Written problem: Examine the material below. Gather every line in which the string "created" appears.

Input for this task:
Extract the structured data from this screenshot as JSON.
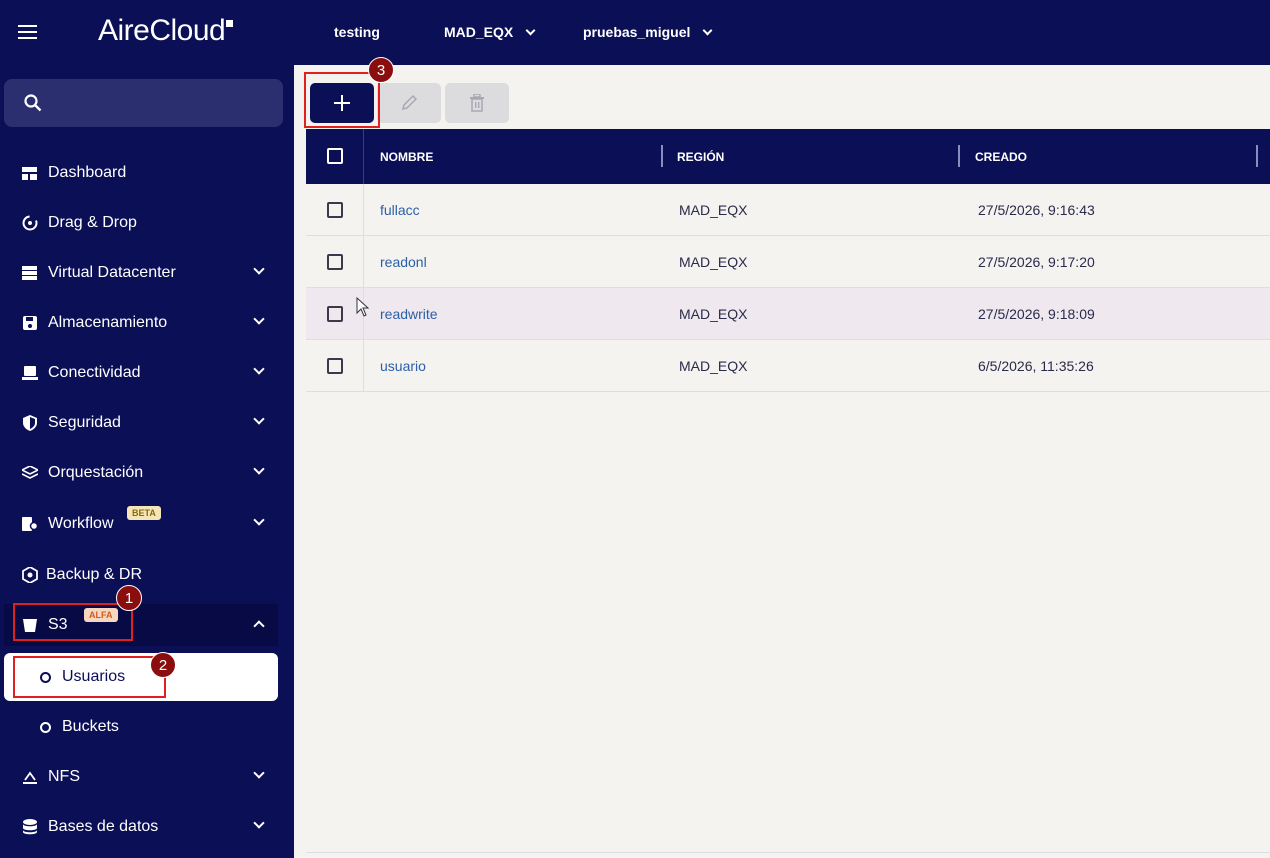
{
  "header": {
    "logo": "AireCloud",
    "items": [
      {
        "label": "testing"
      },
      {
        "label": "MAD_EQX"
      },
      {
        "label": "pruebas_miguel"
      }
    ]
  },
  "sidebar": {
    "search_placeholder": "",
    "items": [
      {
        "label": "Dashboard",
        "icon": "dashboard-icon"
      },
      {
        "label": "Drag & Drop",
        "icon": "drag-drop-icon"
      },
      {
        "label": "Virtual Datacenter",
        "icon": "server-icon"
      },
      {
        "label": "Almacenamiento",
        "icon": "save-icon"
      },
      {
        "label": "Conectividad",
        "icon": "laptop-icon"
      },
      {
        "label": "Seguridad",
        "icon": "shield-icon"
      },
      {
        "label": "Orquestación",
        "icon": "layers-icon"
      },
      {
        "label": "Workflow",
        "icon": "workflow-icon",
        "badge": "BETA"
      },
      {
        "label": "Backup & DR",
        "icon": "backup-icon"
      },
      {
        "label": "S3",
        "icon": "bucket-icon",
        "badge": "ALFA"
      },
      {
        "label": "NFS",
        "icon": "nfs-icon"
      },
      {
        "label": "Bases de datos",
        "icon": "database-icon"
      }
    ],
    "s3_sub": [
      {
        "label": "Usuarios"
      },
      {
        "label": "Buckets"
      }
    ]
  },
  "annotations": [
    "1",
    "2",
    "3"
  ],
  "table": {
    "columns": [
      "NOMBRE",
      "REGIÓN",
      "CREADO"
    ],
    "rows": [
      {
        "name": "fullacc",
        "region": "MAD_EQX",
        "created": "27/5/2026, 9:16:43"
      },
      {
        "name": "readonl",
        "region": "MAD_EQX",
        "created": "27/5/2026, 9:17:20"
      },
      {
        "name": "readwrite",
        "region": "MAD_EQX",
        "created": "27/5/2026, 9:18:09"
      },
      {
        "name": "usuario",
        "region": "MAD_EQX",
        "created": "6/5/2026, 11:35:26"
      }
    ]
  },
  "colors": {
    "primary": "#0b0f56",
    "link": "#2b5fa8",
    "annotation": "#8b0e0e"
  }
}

--

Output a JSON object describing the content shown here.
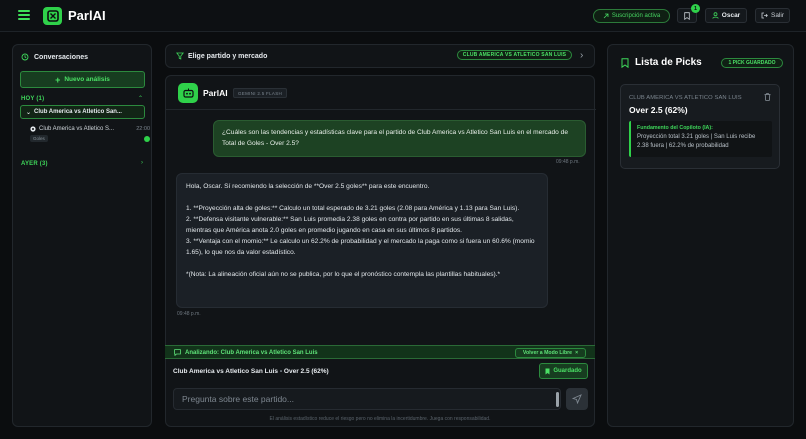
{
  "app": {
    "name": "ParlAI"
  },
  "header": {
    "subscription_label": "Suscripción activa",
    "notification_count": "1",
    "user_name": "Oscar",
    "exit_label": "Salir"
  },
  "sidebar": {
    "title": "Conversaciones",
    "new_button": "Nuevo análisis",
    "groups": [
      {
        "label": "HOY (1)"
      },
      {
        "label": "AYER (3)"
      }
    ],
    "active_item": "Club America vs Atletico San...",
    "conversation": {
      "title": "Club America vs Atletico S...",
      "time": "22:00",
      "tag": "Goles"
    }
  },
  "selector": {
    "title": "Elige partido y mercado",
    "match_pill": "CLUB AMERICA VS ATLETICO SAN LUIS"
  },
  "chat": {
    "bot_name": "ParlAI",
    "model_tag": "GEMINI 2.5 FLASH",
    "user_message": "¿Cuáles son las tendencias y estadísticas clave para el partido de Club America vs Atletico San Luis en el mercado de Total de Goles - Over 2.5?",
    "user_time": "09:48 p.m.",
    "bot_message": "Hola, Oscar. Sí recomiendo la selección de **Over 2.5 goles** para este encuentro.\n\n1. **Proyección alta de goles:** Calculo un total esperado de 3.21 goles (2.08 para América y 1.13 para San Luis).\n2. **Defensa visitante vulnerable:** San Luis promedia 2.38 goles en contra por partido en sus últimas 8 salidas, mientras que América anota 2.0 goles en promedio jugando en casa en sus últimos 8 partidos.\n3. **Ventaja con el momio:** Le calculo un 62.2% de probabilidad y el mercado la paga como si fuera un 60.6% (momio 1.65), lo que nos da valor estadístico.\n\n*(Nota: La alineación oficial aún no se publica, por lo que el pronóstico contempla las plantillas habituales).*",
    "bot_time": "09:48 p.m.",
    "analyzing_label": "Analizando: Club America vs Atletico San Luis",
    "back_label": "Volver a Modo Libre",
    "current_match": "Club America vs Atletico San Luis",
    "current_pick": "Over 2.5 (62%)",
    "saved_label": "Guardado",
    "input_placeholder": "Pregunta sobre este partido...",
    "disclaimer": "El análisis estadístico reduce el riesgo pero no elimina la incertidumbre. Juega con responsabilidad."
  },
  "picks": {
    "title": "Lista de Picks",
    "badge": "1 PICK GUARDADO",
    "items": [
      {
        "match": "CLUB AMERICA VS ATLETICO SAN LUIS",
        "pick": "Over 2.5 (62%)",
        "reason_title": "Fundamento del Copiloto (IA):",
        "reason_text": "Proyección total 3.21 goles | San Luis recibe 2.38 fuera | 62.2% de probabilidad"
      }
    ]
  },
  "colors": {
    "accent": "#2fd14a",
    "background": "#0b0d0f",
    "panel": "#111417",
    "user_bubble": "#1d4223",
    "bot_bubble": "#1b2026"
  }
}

Task result:
        "created": "27/5/2026, 9:16:43"
        "created": "27/5/2026, 9:17:20"
        "created": "27/5/2026, 9:18:09"
        "created": "6/5/2026, 11:35:26"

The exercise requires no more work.